WORK INSTRUCTIONS. From the entries below, gather each line containing the word "MEGSON".

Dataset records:
+++++

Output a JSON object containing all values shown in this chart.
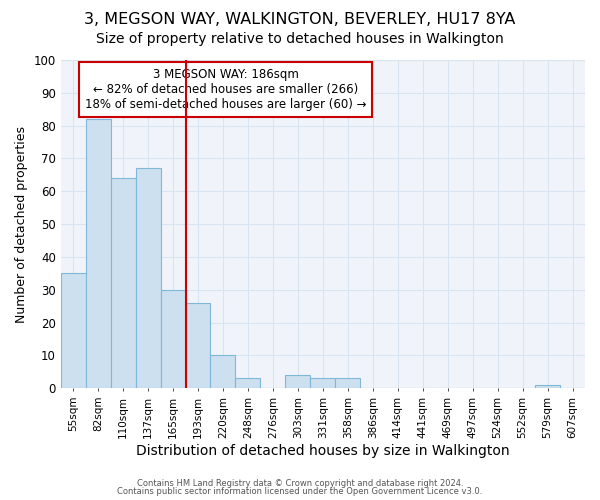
{
  "title1": "3, MEGSON WAY, WALKINGTON, BEVERLEY, HU17 8YA",
  "title2": "Size of property relative to detached houses in Walkington",
  "xlabel": "Distribution of detached houses by size in Walkington",
  "ylabel": "Number of detached properties",
  "categories": [
    "55sqm",
    "82sqm",
    "110sqm",
    "137sqm",
    "165sqm",
    "193sqm",
    "220sqm",
    "248sqm",
    "276sqm",
    "303sqm",
    "331sqm",
    "358sqm",
    "386sqm",
    "414sqm",
    "441sqm",
    "469sqm",
    "497sqm",
    "524sqm",
    "552sqm",
    "579sqm",
    "607sqm"
  ],
  "values": [
    35,
    82,
    64,
    67,
    30,
    26,
    10,
    3,
    0,
    4,
    3,
    3,
    0,
    0,
    0,
    0,
    0,
    0,
    0,
    1,
    0
  ],
  "bar_color": "#cce0f0",
  "bar_edge_color": "#7fb8d8",
  "vline_x": 5.0,
  "annotation_text": "3 MEGSON WAY: 186sqm\n← 82% of detached houses are smaller (266)\n18% of semi-detached houses are larger (60) →",
  "annotation_box_facecolor": "#ffffff",
  "annotation_box_edgecolor": "#cc0000",
  "vline_color": "#cc0000",
  "ylim": [
    0,
    100
  ],
  "yticks": [
    0,
    10,
    20,
    30,
    40,
    50,
    60,
    70,
    80,
    90,
    100
  ],
  "footer1": "Contains HM Land Registry data © Crown copyright and database right 2024.",
  "footer2": "Contains public sector information licensed under the Open Government Licence v3.0.",
  "bg_color": "#ffffff",
  "plot_bg_color": "#f0f4fa",
  "grid_color": "#d8e4f0",
  "title1_fontsize": 11.5,
  "title2_fontsize": 10,
  "annot_fontsize": 8.5,
  "ylabel_fontsize": 9,
  "xlabel_fontsize": 10
}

+++++

RESPONSE TO THE EXERCISE.
  "title1": "3, MEGSON WAY, WALKINGTON, BEVERLEY, HU17 8YA",
  "annotation_text": "3 MEGSON WAY: 186sqm\n← 82% of detached houses are smaller (266)\n18% of semi-detached houses are larger (60) →",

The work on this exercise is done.